## SOURCE MATERIAL
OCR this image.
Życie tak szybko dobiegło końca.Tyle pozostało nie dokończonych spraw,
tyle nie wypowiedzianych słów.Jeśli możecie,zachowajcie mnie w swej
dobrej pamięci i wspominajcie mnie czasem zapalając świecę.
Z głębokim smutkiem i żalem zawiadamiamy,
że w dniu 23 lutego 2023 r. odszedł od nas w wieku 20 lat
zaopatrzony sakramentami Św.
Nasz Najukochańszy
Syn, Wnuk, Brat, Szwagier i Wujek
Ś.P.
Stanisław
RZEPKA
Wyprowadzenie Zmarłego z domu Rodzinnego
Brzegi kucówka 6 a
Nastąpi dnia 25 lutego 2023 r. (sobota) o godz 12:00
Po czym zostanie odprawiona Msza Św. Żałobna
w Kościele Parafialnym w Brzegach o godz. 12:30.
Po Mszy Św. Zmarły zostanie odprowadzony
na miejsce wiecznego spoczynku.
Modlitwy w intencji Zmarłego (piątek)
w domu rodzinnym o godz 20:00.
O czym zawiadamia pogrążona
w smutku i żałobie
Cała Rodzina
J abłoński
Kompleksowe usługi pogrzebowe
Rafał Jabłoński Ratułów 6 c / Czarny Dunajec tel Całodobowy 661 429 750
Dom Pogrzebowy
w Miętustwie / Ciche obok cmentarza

## WHAT YOU HAVE TO DO
State how many lines of the listing above hold the word "czym", with nothing but the number.

## EXERCISE RESPONSE
2